§ Your objective: Pick out the lines below with "name" and list them.

[Records from a data source]
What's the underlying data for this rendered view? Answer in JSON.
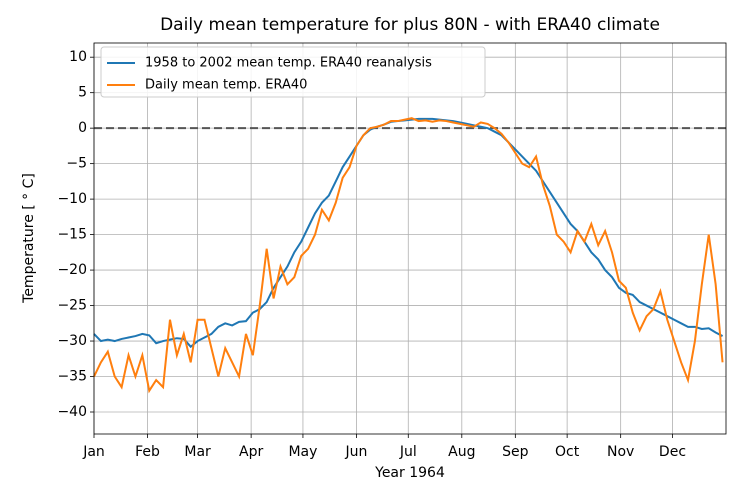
{
  "chart_data": {
    "type": "line",
    "title": "Daily mean temperature for plus 80N - with ERA40 climate",
    "x_label": "Year 1964",
    "y_label": "Temperature [ ° C]",
    "x": [
      0,
      4,
      8,
      12,
      16,
      20,
      24,
      28,
      32,
      36,
      40,
      44,
      48,
      52,
      56,
      60,
      64,
      68,
      72,
      76,
      80,
      84,
      88,
      92,
      96,
      100,
      104,
      108,
      112,
      116,
      120,
      124,
      128,
      132,
      136,
      140,
      144,
      148,
      152,
      156,
      160,
      164,
      168,
      172,
      176,
      180,
      184,
      188,
      192,
      196,
      200,
      204,
      208,
      212,
      216,
      220,
      224,
      228,
      232,
      236,
      240,
      244,
      248,
      252,
      256,
      260,
      264,
      268,
      272,
      276,
      280,
      284,
      288,
      292,
      296,
      300,
      304,
      308,
      312,
      316,
      320,
      324,
      328,
      332,
      336,
      340,
      344,
      348,
      352,
      356,
      360,
      364
    ],
    "series": [
      {
        "name": "1958 to 2002 mean temp. ERA40 reanalysis",
        "color": "#1f77b4",
        "values": [
          -29,
          -30,
          -29.8,
          -30,
          -29.7,
          -29.5,
          -29.3,
          -29,
          -29.2,
          -30.3,
          -30,
          -29.8,
          -29.6,
          -29.7,
          -30.8,
          -30,
          -29.5,
          -29,
          -28,
          -27.5,
          -27.8,
          -27.3,
          -27.2,
          -26,
          -25.5,
          -24.5,
          -22.5,
          -21,
          -19.5,
          -17.5,
          -16,
          -14,
          -12,
          -10.5,
          -9.5,
          -7.5,
          -5.5,
          -4,
          -2.5,
          -1,
          -0.2,
          0.2,
          0.5,
          0.9,
          1,
          1.1,
          1.2,
          1.3,
          1.3,
          1.3,
          1.2,
          1.1,
          1.0,
          0.8,
          0.6,
          0.4,
          0.2,
          0,
          -0.5,
          -1,
          -2,
          -3,
          -4,
          -5,
          -6,
          -7.5,
          -9,
          -10.5,
          -12,
          -13.5,
          -14.5,
          -16,
          -17.5,
          -18.5,
          -20,
          -21,
          -22.5,
          -23.2,
          -23.5,
          -24.5,
          -25,
          -25.5,
          -26,
          -26.5,
          -27,
          -27.5,
          -28,
          -28,
          -28.3,
          -28.2,
          -28.8,
          -29.3
        ]
      },
      {
        "name": "Daily mean temp. ERA40",
        "color": "#ff7f0e",
        "values": [
          -35,
          -33,
          -31.5,
          -35,
          -36.5,
          -32,
          -35,
          -32,
          -37,
          -35.5,
          -36.5,
          -27,
          -32,
          -29,
          -33,
          -27,
          -27,
          -31,
          -35,
          -31,
          -33,
          -35,
          -29,
          -32,
          -25,
          -17,
          -24,
          -19.5,
          -22,
          -21,
          -18,
          -17,
          -15,
          -11.5,
          -13,
          -10.5,
          -7,
          -5.5,
          -2.5,
          -1,
          0,
          0.2,
          0.5,
          1,
          1,
          1.2,
          1.4,
          1,
          1.1,
          0.9,
          1.1,
          1,
          0.8,
          0.6,
          0.4,
          0.2,
          0.8,
          0.6,
          0,
          -0.8,
          -2,
          -3.5,
          -5,
          -5.5,
          -4,
          -8,
          -11,
          -15,
          -16,
          -17.5,
          -14.5,
          -16,
          -13.5,
          -16.5,
          -14.5,
          -17.5,
          -21.5,
          -22.5,
          -26,
          -28.5,
          -26.5,
          -25.5,
          -23,
          -27,
          -30,
          -33,
          -35.5,
          -30,
          -22,
          -15,
          -22,
          -33
        ]
      }
    ],
    "xlim": [
      0,
      366
    ],
    "xticks": [
      {
        "value": 0,
        "label": "Jan"
      },
      {
        "value": 31,
        "label": "Feb"
      },
      {
        "value": 60,
        "label": "Mar"
      },
      {
        "value": 91,
        "label": "Apr"
      },
      {
        "value": 121,
        "label": "May"
      },
      {
        "value": 152,
        "label": "Jun"
      },
      {
        "value": 182,
        "label": "Jul"
      },
      {
        "value": 213,
        "label": "Aug"
      },
      {
        "value": 244,
        "label": "Sep"
      },
      {
        "value": 274,
        "label": "Oct"
      },
      {
        "value": 305,
        "label": "Nov"
      },
      {
        "value": 335,
        "label": "Dec"
      }
    ],
    "ylim": [
      -43.1,
      12.0
    ],
    "yticks": [
      {
        "value": -40,
        "label": "−40"
      },
      {
        "value": -35,
        "label": "−35"
      },
      {
        "value": -30,
        "label": "−30"
      },
      {
        "value": -25,
        "label": "−25"
      },
      {
        "value": -20,
        "label": "−20"
      },
      {
        "value": -15,
        "label": "−15"
      },
      {
        "value": -10,
        "label": "−10"
      },
      {
        "value": -5,
        "label": "−5"
      },
      0,
      5,
      10
    ],
    "hline": 0,
    "grid": true,
    "legend": "upper left"
  }
}
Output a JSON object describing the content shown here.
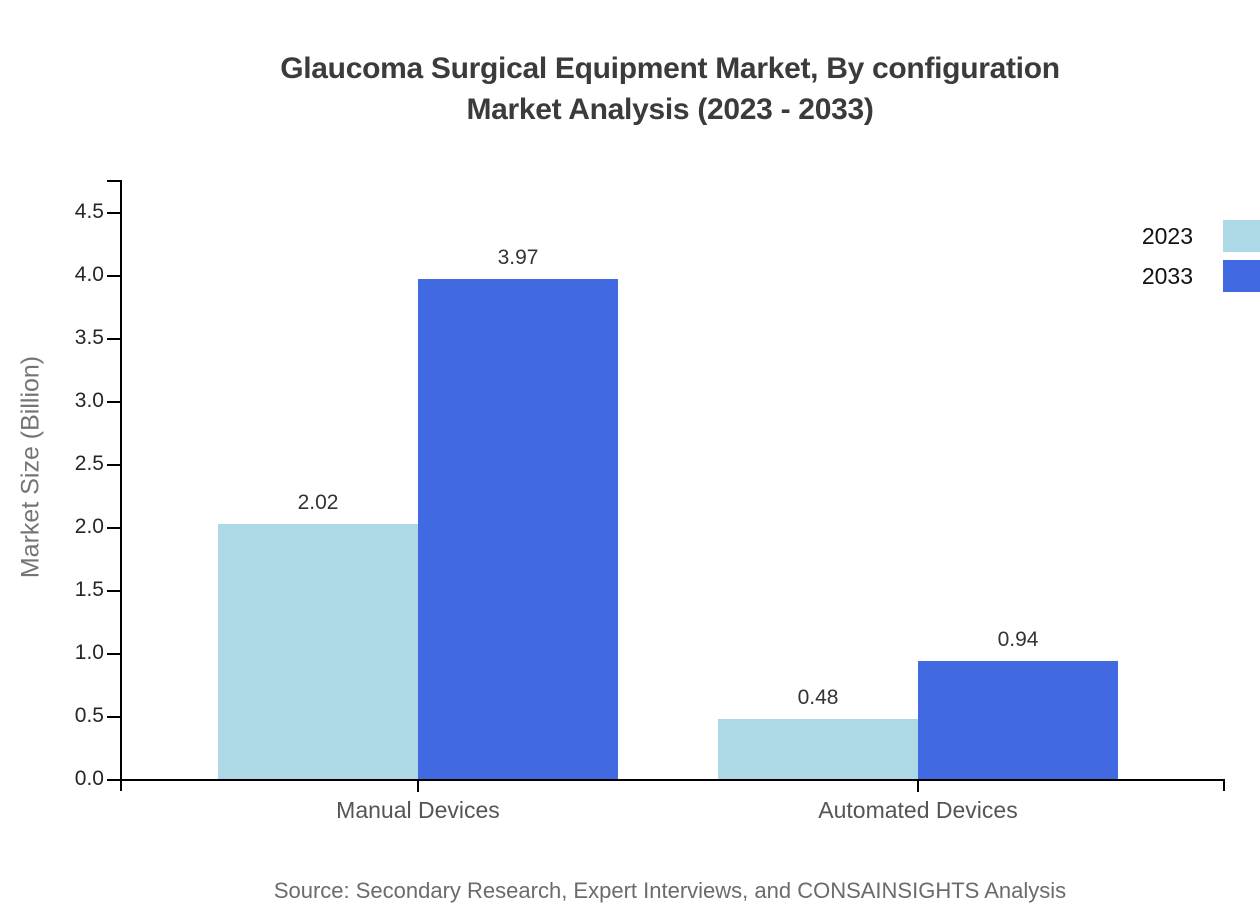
{
  "title": {
    "line1": "Glaucoma Surgical Equipment Market, By configuration",
    "line2": "Market Analysis (2023 - 2033)"
  },
  "chart_data": {
    "type": "bar",
    "categories": [
      "Manual Devices",
      "Automated Devices"
    ],
    "series": [
      {
        "name": "2023",
        "color": "#ADD8E6",
        "values": [
          2.02,
          0.48
        ]
      },
      {
        "name": "2033",
        "color": "#4169E1",
        "values": [
          3.97,
          0.94
        ]
      }
    ],
    "value_labels": [
      [
        "2.02",
        "0.48"
      ],
      [
        "3.97",
        "0.94"
      ]
    ],
    "title": "Glaucoma Surgical Equipment Market, By configuration Market Analysis (2023 - 2033)",
    "xlabel": "",
    "ylabel": "Market Size (Billion)",
    "ylim": [
      0,
      4.77
    ],
    "yticks": [
      0.0,
      0.5,
      1.0,
      1.5,
      2.0,
      2.5,
      3.0,
      3.5,
      4.0,
      4.5
    ],
    "grid": false,
    "legend_position": "top-right"
  },
  "legend": {
    "items": [
      {
        "label": "2023",
        "color": "#ADD8E6"
      },
      {
        "label": "2033",
        "color": "#4169E1"
      }
    ]
  },
  "source": "Source: Secondary Research, Expert Interviews, and CONSAINSIGHTS Analysis",
  "colors": {
    "series_2023": "#ADD8E6",
    "series_2033": "#4169E1",
    "axis_line": "#000000",
    "title_text": "#3B3B3B",
    "tick_text": "#262626",
    "category_text": "#555555",
    "y_axis_title_text": "#757575",
    "source_text": "#6B6B6B"
  }
}
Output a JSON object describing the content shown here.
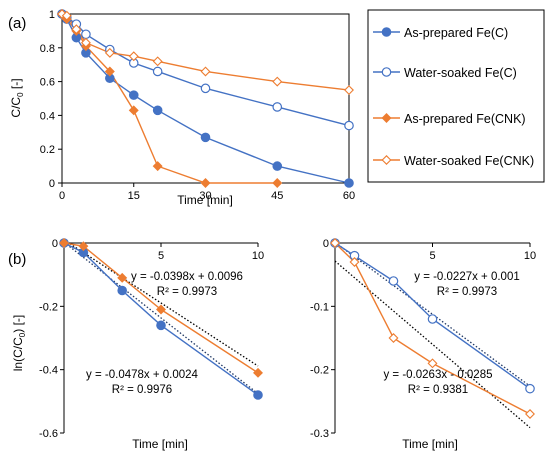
{
  "chart_data": [
    {
      "type": "line",
      "panel_label": "(a)",
      "xlabel": "Time [min]",
      "ylabel": "C/C0 [-]",
      "ylabel_main": "C/C",
      "ylabel_sub": "0",
      "ylabel_unit": " [-]",
      "xlim": [
        0,
        60
      ],
      "ylim": [
        0,
        1
      ],
      "xticks": [
        0,
        15,
        30,
        45,
        60
      ],
      "yticks": [
        0,
        0.2,
        0.4,
        0.6,
        0.8,
        1
      ],
      "ytick_labels": [
        "0",
        "0.2",
        "0.4",
        "0.6",
        "0.8",
        "1"
      ],
      "grid": false,
      "legend": "right",
      "series": [
        {
          "name": "As-prepared Fe(C)",
          "color": "#4472C4",
          "marker": "circle",
          "fill": "#4472C4",
          "x": [
            0,
            1,
            3,
            5,
            10,
            15,
            20,
            30,
            45,
            60
          ],
          "y": [
            1.0,
            0.97,
            0.86,
            0.77,
            0.62,
            0.52,
            0.43,
            0.27,
            0.1,
            0.0
          ]
        },
        {
          "name": "Water-soaked Fe(C)",
          "color": "#4472C4",
          "marker": "circle",
          "fill": "#ffffff",
          "x": [
            0,
            1,
            3,
            5,
            10,
            15,
            20,
            30,
            45,
            60
          ],
          "y": [
            1.0,
            0.98,
            0.94,
            0.88,
            0.79,
            0.71,
            0.66,
            0.56,
            0.45,
            0.34
          ]
        },
        {
          "name": "As-prepared Fe(CNK)",
          "color": "#ED7D31",
          "marker": "diamond",
          "fill": "#ED7D31",
          "x": [
            0,
            1,
            3,
            5,
            10,
            15,
            20,
            30,
            45
          ],
          "y": [
            1.0,
            0.97,
            0.9,
            0.81,
            0.66,
            0.43,
            0.1,
            0.0,
            0.0
          ]
        },
        {
          "name": "Water-soaked Fe(CNK)",
          "color": "#ED7D31",
          "marker": "diamond",
          "fill": "#ffffff",
          "x": [
            0,
            1,
            3,
            5,
            10,
            15,
            20,
            30,
            45,
            60
          ],
          "y": [
            1.0,
            0.99,
            0.91,
            0.83,
            0.77,
            0.75,
            0.72,
            0.66,
            0.6,
            0.55
          ]
        }
      ]
    },
    {
      "type": "scatter",
      "panel_label": "(b)",
      "xlabel": "Time [min]",
      "ylabel": "ln(C/C0) [-]",
      "ylabel_main": "ln(C/C",
      "ylabel_sub": "0",
      "ylabel_unit": ") [-]",
      "xlim": [
        0,
        10
      ],
      "ylim": [
        -0.6,
        0
      ],
      "xticks": [
        0,
        5,
        10
      ],
      "yticks": [
        -0.6,
        -0.4,
        -0.2,
        0
      ],
      "ytick_labels": [
        "-0.6",
        "-0.4",
        "-0.2",
        "0"
      ],
      "series": [
        {
          "color": "#4472C4",
          "marker": "circle",
          "fill": "#4472C4",
          "x": [
            0,
            1,
            3,
            5,
            10
          ],
          "y": [
            0,
            -0.03,
            -0.15,
            -0.26,
            -0.48
          ]
        },
        {
          "color": "#ED7D31",
          "marker": "diamond",
          "fill": "#ED7D31",
          "x": [
            0,
            1,
            3,
            5,
            10
          ],
          "y": [
            0,
            -0.01,
            -0.11,
            -0.21,
            -0.41
          ]
        }
      ],
      "trendlines": [
        {
          "slope": -0.0398,
          "intercept": 0.0096,
          "color": "#000000"
        },
        {
          "slope": -0.0478,
          "intercept": 0.0024,
          "color": "#203864"
        }
      ],
      "annotations": [
        {
          "equation": "y = -0.0398x + 0.0096",
          "r2": "R² = 0.9973"
        },
        {
          "equation": "y = -0.0478x + 0.0024",
          "r2": "R² = 0.9976"
        }
      ]
    },
    {
      "type": "scatter",
      "xlabel": "Time [min]",
      "xlim": [
        0,
        10
      ],
      "ylim": [
        -0.3,
        0
      ],
      "xticks": [
        0,
        5,
        10
      ],
      "yticks": [
        -0.3,
        -0.2,
        -0.1,
        0
      ],
      "ytick_labels": [
        "-0.3",
        "-0.2",
        "-0.1",
        "0"
      ],
      "series": [
        {
          "color": "#4472C4",
          "marker": "circle",
          "fill": "#ffffff",
          "x": [
            0,
            1,
            3,
            5,
            10
          ],
          "y": [
            0,
            -0.02,
            -0.06,
            -0.12,
            -0.23
          ]
        },
        {
          "color": "#ED7D31",
          "marker": "diamond",
          "fill": "#ffffff",
          "x": [
            0,
            1,
            3,
            5,
            10
          ],
          "y": [
            0,
            -0.03,
            -0.15,
            -0.19,
            -0.27
          ]
        }
      ],
      "trendlines": [
        {
          "slope": -0.0227,
          "intercept": 0.001,
          "color": "#203864"
        },
        {
          "slope": -0.0263,
          "intercept": -0.0285,
          "color": "#000000"
        }
      ],
      "annotations": [
        {
          "equation": "y = -0.0227x + 0.001",
          "r2": "R² = 0.9973"
        },
        {
          "equation": "y = -0.0263x - 0.0285",
          "r2": "R² = 0.9381"
        }
      ]
    }
  ]
}
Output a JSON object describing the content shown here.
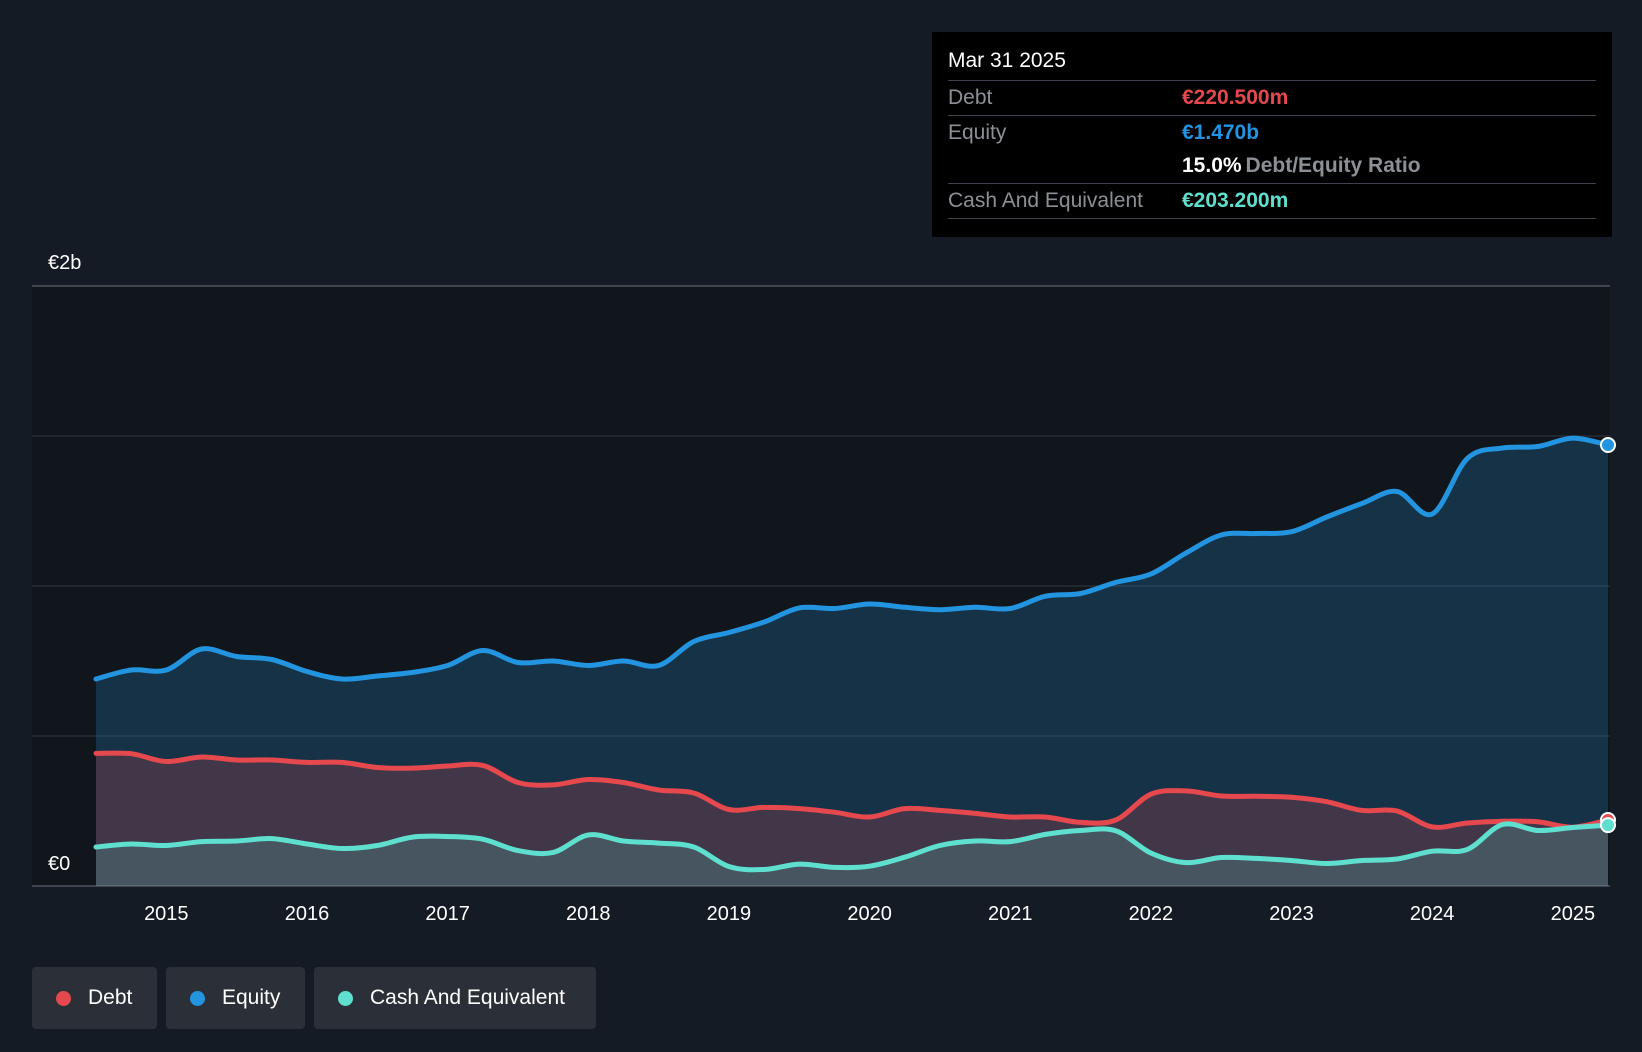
{
  "tooltip": {
    "date": "Mar 31 2025",
    "debt_label": "Debt",
    "debt_value": "€220.500m",
    "equity_label": "Equity",
    "equity_value": "€1.470b",
    "ratio_value": "15.0%",
    "ratio_label": "Debt/Equity Ratio",
    "cash_label": "Cash And Equivalent",
    "cash_value": "€203.200m"
  },
  "legend": [
    {
      "label": "Debt",
      "color": "#e5484d"
    },
    {
      "label": "Equity",
      "color": "#2394df"
    },
    {
      "label": "Cash And Equivalent",
      "color": "#5fe0cf"
    }
  ],
  "colors": {
    "debt": "#e5484d",
    "equity": "#2394df",
    "cash": "#5fe0cf",
    "background": "#151b24",
    "grid": "#2c323b"
  },
  "chart_data": {
    "type": "area",
    "title": "",
    "xlabel": "",
    "ylabel": "",
    "y_top_label": "€2b",
    "y_bottom_label": "€0",
    "ylim": [
      0,
      2000
    ],
    "y_unit": "€m",
    "gridlines": [
      500,
      1000,
      1500
    ],
    "x_ticks": [
      2015,
      2016,
      2017,
      2018,
      2019,
      2020,
      2021,
      2022,
      2023,
      2024,
      2025
    ],
    "x_range": [
      2014.5,
      2025.25
    ],
    "x": [
      2014.5,
      2014.75,
      2015.0,
      2015.25,
      2015.5,
      2015.75,
      2016.0,
      2016.25,
      2016.5,
      2016.75,
      2017.0,
      2017.25,
      2017.5,
      2017.75,
      2018.0,
      2018.25,
      2018.5,
      2018.75,
      2019.0,
      2019.25,
      2019.5,
      2019.75,
      2020.0,
      2020.25,
      2020.5,
      2020.75,
      2021.0,
      2021.25,
      2021.5,
      2021.75,
      2022.0,
      2022.25,
      2022.5,
      2022.75,
      2023.0,
      2023.25,
      2023.5,
      2023.75,
      2024.0,
      2024.25,
      2024.5,
      2024.75,
      2025.0,
      2025.25
    ],
    "series": [
      {
        "name": "Equity",
        "values": [
          690,
          720,
          720,
          790,
          765,
          755,
          715,
          690,
          700,
          712,
          735,
          785,
          745,
          750,
          735,
          750,
          735,
          815,
          845,
          880,
          927,
          925,
          940,
          929,
          921,
          929,
          925,
          966,
          975,
          1012,
          1040,
          1110,
          1170,
          1175,
          1181,
          1230,
          1275,
          1315,
          1240,
          1425,
          1460,
          1465,
          1493,
          1470
        ]
      },
      {
        "name": "Debt",
        "values": [
          442,
          441,
          415,
          430,
          420,
          420,
          412,
          412,
          395,
          393,
          400,
          402,
          345,
          337,
          355,
          345,
          320,
          310,
          255,
          262,
          258,
          246,
          230,
          258,
          252,
          242,
          230,
          230,
          212,
          220,
          306,
          317,
          300,
          299,
          296,
          281,
          252,
          250,
          197,
          210,
          216,
          214,
          196,
          220
        ]
      },
      {
        "name": "Cash And Equivalent",
        "values": [
          130,
          140,
          135,
          148,
          150,
          158,
          140,
          125,
          135,
          163,
          165,
          156,
          118,
          112,
          170,
          150,
          143,
          130,
          65,
          55,
          73,
          62,
          66,
          96,
          135,
          150,
          148,
          172,
          185,
          184,
          110,
          78,
          95,
          92,
          85,
          75,
          85,
          90,
          116,
          122,
          205,
          185,
          195,
          203
        ]
      }
    ]
  }
}
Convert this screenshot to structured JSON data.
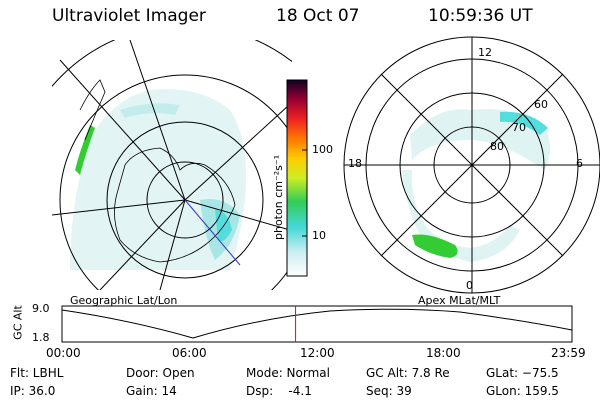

§ Response to this exercise:
        "name": "1958 to 2002 mean temp. ERA40 reanalysis",
        "name": "Daily mean temp. ERA40",
        "name": "2023",
        "name": "2033",
          "name": "As-prepared Fe(C)",
          "name": "Water-soaked Fe(C)",
          "name": "As-prepared Fe(CNK)",
          "name": "Water-soaked Fe(CNK)",
        "name": "Equity",
        "name": "Debt",
        "name": "Cash And Equivalent",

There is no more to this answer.